_Source records:_
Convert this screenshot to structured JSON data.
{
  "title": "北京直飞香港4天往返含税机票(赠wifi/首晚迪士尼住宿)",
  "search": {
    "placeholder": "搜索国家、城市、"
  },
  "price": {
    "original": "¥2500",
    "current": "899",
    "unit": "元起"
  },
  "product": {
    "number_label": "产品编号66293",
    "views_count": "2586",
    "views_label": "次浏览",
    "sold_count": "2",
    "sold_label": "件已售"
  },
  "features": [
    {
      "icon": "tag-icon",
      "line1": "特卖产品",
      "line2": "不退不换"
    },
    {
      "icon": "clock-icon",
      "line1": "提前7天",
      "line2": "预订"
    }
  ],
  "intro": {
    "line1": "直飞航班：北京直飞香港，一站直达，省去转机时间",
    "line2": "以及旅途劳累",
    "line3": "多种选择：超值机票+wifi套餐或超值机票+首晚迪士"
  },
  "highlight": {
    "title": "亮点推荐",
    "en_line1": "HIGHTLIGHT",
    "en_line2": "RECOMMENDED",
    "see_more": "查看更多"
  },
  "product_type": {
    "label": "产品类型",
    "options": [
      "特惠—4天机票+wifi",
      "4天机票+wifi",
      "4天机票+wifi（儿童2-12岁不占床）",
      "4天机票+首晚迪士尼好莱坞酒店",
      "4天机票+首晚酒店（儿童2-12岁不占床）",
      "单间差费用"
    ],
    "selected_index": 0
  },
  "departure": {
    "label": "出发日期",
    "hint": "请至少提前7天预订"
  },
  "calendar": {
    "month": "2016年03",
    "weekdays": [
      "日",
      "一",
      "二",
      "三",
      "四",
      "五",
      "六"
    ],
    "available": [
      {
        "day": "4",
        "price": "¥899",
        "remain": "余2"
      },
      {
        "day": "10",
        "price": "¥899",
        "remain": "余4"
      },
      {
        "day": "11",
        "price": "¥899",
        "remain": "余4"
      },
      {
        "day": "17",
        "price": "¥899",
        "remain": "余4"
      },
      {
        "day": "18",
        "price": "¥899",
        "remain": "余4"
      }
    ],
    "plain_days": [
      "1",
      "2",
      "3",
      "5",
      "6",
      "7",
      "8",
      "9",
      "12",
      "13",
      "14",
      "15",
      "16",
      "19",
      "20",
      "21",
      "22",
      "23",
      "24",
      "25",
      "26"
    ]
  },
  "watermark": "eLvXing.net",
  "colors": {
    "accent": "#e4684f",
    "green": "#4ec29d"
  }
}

_Exercise details:_ Repeat the data verbatim.

_Exercise response:_
Convert this screenshot to structured JSON data.
{
  "title": "北京直飞香港4天往返含税机票(赠wifi/首晚迪士尼住宿)",
  "search": {
    "placeholder": "搜索国家、城市、"
  },
  "price": {
    "original": "¥2500",
    "current": "899",
    "unit": "元起"
  },
  "product": {
    "number_label": "产品编号66293",
    "views_count": "2586",
    "views_label": "次浏览",
    "sold_count": "2",
    "sold_label": "件已售"
  },
  "features": [
    {
      "icon": "tag-icon",
      "line1": "特卖产品",
      "line2": "不退不换"
    },
    {
      "icon": "clock-icon",
      "line1": "提前7天",
      "line2": "预订"
    }
  ],
  "intro": {
    "line1": "直飞航班：北京直飞香港，一站直达，省去转机时间",
    "line2": "以及旅途劳累",
    "line3": "多种选择：超值机票+wifi套餐或超值机票+首晚迪士"
  },
  "highlight": {
    "title": "亮点推荐",
    "en_line1": "HIGHTLIGHT",
    "en_line2": "RECOMMENDED",
    "see_more": "查看更多"
  },
  "product_type": {
    "label": "产品类型",
    "options": [
      "特惠—4天机票+wifi",
      "4天机票+wifi",
      "4天机票+wifi（儿童2-12岁不占床）",
      "4天机票+首晚迪士尼好莱坞酒店",
      "4天机票+首晚酒店（儿童2-12岁不占床）",
      "单间差费用"
    ],
    "selected_index": 0
  },
  "departure": {
    "label": "出发日期",
    "hint": "请至少提前7天预订"
  },
  "calendar": {
    "month": "2016年03",
    "weekdays": [
      "日",
      "一",
      "二",
      "三",
      "四",
      "五",
      "六"
    ],
    "available": [
      {
        "day": "4",
        "price": "¥899",
        "remain": "余2"
      },
      {
        "day": "10",
        "price": "¥899",
        "remain": "余4"
      },
      {
        "day": "11",
        "price": "¥899",
        "remain": "余4"
      },
      {
        "day": "17",
        "price": "¥899",
        "remain": "余4"
      },
      {
        "day": "18",
        "price": "¥899",
        "remain": "余4"
      }
    ],
    "plain_days": [
      "1",
      "2",
      "3",
      "5",
      "6",
      "7",
      "8",
      "9",
      "12",
      "13",
      "14",
      "15",
      "16",
      "19",
      "20",
      "21",
      "22",
      "23",
      "24",
      "25",
      "26"
    ]
  },
  "watermark": "eLvXing.net",
  "colors": {
    "accent": "#e4684f",
    "green": "#4ec29d"
  }
}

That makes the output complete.